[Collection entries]
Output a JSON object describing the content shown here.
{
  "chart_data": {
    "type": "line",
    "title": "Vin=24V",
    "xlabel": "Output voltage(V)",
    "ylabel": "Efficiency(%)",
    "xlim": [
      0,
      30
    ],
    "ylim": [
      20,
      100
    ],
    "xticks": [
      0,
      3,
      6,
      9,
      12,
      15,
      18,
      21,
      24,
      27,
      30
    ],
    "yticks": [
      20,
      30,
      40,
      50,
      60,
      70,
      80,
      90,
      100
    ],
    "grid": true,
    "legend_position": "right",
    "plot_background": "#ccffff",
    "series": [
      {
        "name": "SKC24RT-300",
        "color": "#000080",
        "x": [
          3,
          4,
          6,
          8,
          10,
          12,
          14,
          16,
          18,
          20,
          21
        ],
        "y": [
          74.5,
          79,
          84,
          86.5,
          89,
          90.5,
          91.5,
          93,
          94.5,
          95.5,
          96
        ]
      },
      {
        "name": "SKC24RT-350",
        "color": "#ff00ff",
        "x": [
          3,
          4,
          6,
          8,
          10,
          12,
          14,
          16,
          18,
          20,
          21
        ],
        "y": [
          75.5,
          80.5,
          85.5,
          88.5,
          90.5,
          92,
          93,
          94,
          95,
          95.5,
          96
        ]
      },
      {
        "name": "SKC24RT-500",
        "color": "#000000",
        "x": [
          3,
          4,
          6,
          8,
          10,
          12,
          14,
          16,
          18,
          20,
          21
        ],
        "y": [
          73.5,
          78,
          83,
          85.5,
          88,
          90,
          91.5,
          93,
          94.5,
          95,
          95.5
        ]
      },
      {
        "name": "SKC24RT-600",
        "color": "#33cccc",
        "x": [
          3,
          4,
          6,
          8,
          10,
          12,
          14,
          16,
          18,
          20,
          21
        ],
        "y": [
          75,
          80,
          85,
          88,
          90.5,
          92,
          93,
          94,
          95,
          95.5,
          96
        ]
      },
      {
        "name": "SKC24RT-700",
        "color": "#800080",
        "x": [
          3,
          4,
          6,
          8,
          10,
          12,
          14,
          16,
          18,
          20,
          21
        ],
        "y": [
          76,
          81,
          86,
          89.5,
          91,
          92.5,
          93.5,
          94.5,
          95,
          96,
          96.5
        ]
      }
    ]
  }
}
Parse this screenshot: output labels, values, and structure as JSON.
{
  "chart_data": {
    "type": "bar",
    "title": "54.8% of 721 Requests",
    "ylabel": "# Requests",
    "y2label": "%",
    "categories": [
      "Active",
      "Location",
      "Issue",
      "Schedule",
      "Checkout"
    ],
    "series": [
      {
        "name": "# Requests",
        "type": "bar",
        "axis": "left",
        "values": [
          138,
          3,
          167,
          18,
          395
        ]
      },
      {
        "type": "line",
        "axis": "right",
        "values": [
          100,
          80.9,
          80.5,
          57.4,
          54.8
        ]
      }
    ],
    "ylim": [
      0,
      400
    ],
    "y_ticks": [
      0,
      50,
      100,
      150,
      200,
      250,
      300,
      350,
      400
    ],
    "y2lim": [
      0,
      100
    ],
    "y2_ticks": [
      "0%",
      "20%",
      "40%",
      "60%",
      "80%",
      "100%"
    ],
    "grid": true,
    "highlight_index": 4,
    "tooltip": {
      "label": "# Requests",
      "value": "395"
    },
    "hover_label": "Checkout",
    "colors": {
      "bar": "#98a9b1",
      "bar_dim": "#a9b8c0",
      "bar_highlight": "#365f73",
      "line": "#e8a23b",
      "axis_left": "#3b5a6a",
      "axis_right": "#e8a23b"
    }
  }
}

The task
Copy each line of the listing that contains the string "Requests".

Worked answer
    "title": "54.8% of 721 Requests",
    "ylabel": "# Requests",
        "name": "# Requests",
      "label": "# Requests",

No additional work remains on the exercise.